Written problem » The records below are to be repeated in full, exactly as they are.

::: Record list :::

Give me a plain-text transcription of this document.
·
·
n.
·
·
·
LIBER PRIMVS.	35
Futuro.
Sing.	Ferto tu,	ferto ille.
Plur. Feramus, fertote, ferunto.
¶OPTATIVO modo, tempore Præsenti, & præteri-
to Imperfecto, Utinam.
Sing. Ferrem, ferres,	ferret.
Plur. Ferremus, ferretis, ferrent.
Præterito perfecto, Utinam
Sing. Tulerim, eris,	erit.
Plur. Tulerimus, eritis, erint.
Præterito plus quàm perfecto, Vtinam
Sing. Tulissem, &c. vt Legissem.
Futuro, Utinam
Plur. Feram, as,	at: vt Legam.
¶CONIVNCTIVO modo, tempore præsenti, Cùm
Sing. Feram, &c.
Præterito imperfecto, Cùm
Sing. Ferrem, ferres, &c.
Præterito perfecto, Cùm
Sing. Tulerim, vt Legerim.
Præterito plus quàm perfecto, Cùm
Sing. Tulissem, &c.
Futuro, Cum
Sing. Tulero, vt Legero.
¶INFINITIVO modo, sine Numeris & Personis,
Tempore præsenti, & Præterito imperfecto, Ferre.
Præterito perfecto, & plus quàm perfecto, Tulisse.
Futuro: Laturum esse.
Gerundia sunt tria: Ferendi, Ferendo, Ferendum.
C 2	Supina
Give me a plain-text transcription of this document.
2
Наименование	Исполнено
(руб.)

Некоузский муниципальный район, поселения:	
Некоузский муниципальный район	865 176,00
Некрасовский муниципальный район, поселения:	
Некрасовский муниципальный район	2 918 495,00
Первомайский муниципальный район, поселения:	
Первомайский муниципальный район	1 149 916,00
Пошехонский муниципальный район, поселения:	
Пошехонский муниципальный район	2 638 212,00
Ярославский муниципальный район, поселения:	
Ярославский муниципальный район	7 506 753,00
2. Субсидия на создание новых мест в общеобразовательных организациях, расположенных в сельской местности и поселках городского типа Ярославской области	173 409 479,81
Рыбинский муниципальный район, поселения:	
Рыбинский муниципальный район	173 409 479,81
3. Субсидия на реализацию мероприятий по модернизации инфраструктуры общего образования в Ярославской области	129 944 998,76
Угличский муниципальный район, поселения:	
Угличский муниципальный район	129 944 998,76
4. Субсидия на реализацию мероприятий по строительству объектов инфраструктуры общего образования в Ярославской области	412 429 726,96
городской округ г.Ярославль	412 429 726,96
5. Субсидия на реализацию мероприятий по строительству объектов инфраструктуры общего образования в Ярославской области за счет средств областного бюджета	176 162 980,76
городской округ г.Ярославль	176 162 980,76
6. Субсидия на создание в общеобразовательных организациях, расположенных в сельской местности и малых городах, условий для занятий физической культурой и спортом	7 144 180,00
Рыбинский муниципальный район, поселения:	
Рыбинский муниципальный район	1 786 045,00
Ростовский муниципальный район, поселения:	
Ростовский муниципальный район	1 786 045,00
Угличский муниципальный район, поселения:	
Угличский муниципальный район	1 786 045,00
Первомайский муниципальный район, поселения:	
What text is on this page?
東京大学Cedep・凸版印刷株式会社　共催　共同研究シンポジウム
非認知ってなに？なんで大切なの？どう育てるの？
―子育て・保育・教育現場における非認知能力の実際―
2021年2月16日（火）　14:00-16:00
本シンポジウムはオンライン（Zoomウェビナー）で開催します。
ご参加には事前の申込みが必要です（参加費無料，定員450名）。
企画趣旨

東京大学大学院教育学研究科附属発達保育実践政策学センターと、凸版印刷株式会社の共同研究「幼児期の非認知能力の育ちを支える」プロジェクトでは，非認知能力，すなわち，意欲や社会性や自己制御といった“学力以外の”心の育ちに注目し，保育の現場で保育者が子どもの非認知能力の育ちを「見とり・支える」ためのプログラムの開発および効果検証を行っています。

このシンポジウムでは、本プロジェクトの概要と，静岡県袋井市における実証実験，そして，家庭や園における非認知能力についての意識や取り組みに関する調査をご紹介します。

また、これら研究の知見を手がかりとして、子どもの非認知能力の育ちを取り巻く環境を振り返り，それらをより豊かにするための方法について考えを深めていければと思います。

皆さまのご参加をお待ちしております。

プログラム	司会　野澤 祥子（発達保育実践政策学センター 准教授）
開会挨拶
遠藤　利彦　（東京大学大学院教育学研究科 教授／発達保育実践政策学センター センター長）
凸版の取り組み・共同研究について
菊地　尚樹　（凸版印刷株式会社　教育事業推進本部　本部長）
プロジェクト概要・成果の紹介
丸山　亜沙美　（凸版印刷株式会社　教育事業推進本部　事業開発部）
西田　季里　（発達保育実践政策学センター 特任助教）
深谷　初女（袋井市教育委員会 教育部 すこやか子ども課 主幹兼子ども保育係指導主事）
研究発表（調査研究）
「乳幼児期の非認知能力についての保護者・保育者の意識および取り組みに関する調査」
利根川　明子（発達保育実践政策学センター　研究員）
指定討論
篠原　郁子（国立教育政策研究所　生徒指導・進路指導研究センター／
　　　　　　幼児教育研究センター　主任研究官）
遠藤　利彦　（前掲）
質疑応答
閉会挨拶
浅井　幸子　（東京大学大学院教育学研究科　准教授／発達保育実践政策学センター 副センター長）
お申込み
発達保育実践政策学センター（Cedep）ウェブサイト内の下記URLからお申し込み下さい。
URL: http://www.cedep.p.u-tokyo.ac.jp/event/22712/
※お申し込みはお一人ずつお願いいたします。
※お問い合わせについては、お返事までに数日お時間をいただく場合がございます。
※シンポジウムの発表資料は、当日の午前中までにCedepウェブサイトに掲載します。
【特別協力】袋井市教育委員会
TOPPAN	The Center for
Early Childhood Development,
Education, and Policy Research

:::

Response to this task »
Give me a plain-text transcription of this document.
·
·
n.
·
·
·
LIBER PRIMVS.	35
Futuro.
Sing.	Ferto tu,	ferto ille.
Plur. Feramus, fertote, ferunto.
¶OPTATIVO modo, tempore Præsenti, & præteri-
to Imperfecto, Utinam.
Sing. Ferrem, ferres,	ferret.
Plur. Ferremus, ferretis, ferrent.
Præterito perfecto, Utinam
Sing. Tulerim, eris,	erit.
Plur. Tulerimus, eritis, erint.
Præterito plus quàm perfecto, Vtinam
Sing. Tulissem, &c. vt Legissem.
Futuro, Utinam
Plur. Feram, as,	at: vt Legam.
¶CONIVNCTIVO modo, tempore præsenti, Cùm
Sing. Feram, &c.
Præterito imperfecto, Cùm
Sing. Ferrem, ferres, &c.
Præterito perfecto, Cùm
Sing. Tulerim, vt Legerim.
Præterito plus quàm perfecto, Cùm
Sing. Tulissem, &c.
Futuro, Cum
Sing. Tulero, vt Legero.
¶INFINITIVO modo, sine Numeris & Personis,
Tempore præsenti, & Præterito imperfecto, Ferre.
Præterito perfecto, & plus quàm perfecto, Tulisse.
Futuro: Laturum esse.
Gerundia sunt tria: Ferendi, Ferendo, Ferendum.
C 2	Supina
Give me a plain-text transcription of this document.
2
Наименование	Исполнено
(руб.)

Некоузский муниципальный район, поселения:	
Некоузский муниципальный район	865 176,00
Некрасовский муниципальный район, поселения:	
Некрасовский муниципальный район	2 918 495,00
Первомайский муниципальный район, поселения:	
Первомайский муниципальный район	1 149 916,00
Пошехонский муниципальный район, поселения:	
Пошехонский муниципальный район	2 638 212,00
Ярославский муниципальный район, поселения:	
Ярославский муниципальный район	7 506 753,00
2. Субсидия на создание новых мест в общеобразовательных организациях, расположенных в сельской местности и поселках городского типа Ярославской области	173 409 479,81
Рыбинский муниципальный район, поселения:	
Рыбинский муниципальный район	173 409 479,81
3. Субсидия на реализацию мероприятий по модернизации инфраструктуры общего образования в Ярославской области	129 944 998,76
Угличский муниципальный район, поселения:	
Угличский муниципальный район	129 944 998,76
4. Субсидия на реализацию мероприятий по строительству объектов инфраструктуры общего образования в Ярославской области	412 429 726,96
городской округ г.Ярославль	412 429 726,96
5. Субсидия на реализацию мероприятий по строительству объектов инфраструктуры общего образования в Ярославской области за счет средств областного бюджета	176 162 980,76
городской округ г.Ярославль	176 162 980,76
6. Субсидия на создание в общеобразовательных организациях, расположенных в сельской местности и малых городах, условий для занятий физической культурой и спортом	7 144 180,00
Рыбинский муниципальный район, поселения:	
Рыбинский муниципальный район	1 786 045,00
Ростовский муниципальный район, поселения:	
Ростовский муниципальный район	1 786 045,00
Угличский муниципальный район, поселения:	
Угличский муниципальный район	1 786 045,00
Первомайский муниципальный район, поселения:	
What text is on this page?
東京大学Cedep・凸版印刷株式会社　共催　共同研究シンポジウム
非認知ってなに？なんで大切なの？どう育てるの？
―子育て・保育・教育現場における非認知能力の実際―
2021年2月16日（火）　14:00-16:00
本シンポジウムはオンライン（Zoomウェビナー）で開催します。
ご参加には事前の申込みが必要です（参加費無料，定員450名）。
企画趣旨

東京大学大学院教育学研究科附属発達保育実践政策学センターと、凸版印刷株式会社の共同研究「幼児期の非認知能力の育ちを支える」プロジェクトでは，非認知能力，すなわち，意欲や社会性や自己制御といった“学力以外の”心の育ちに注目し，保育の現場で保育者が子どもの非認知能力の育ちを「見とり・支える」ためのプログラムの開発および効果検証を行っています。

このシンポジウムでは、本プロジェクトの概要と，静岡県袋井市における実証実験，そして，家庭や園における非認知能力についての意識や取り組みに関する調査をご紹介します。

また、これら研究の知見を手がかりとして、子どもの非認知能力の育ちを取り巻く環境を振り返り，それらをより豊かにするための方法について考えを深めていければと思います。

皆さまのご参加をお待ちしております。

プログラム	司会　野澤 祥子（発達保育実践政策学センター 准教授）
開会挨拶
遠藤　利彦　（東京大学大学院教育学研究科 教授／発達保育実践政策学センター センター長）
凸版の取り組み・共同研究について
菊地　尚樹　（凸版印刷株式会社　教育事業推進本部　本部長）
プロジェクト概要・成果の紹介
丸山　亜沙美　（凸版印刷株式会社　教育事業推進本部　事業開発部）
西田　季里　（発達保育実践政策学センター 特任助教）
深谷　初女（袋井市教育委員会 教育部 すこやか子ども課 主幹兼子ども保育係指導主事）
研究発表（調査研究）
「乳幼児期の非認知能力についての保護者・保育者の意識および取り組みに関する調査」
利根川　明子（発達保育実践政策学センター　研究員）
指定討論
篠原　郁子（国立教育政策研究所　生徒指導・進路指導研究センター／
　　　　　　幼児教育研究センター　主任研究官）
遠藤　利彦　（前掲）
質疑応答
閉会挨拶
浅井　幸子　（東京大学大学院教育学研究科　准教授／発達保育実践政策学センター 副センター長）
お申込み
発達保育実践政策学センター（Cedep）ウェブサイト内の下記URLからお申し込み下さい。
URL: http://www.cedep.p.u-tokyo.ac.jp/event/22712/
※お申し込みはお一人ずつお願いいたします。
※お問い合わせについては、お返事までに数日お時間をいただく場合がございます。
※シンポジウムの発表資料は、当日の午前中までにCedepウェブサイトに掲載します。
【特別協力】袋井市教育委員会
TOPPAN	The Center for
Early Childhood Development,
Education, and Policy Research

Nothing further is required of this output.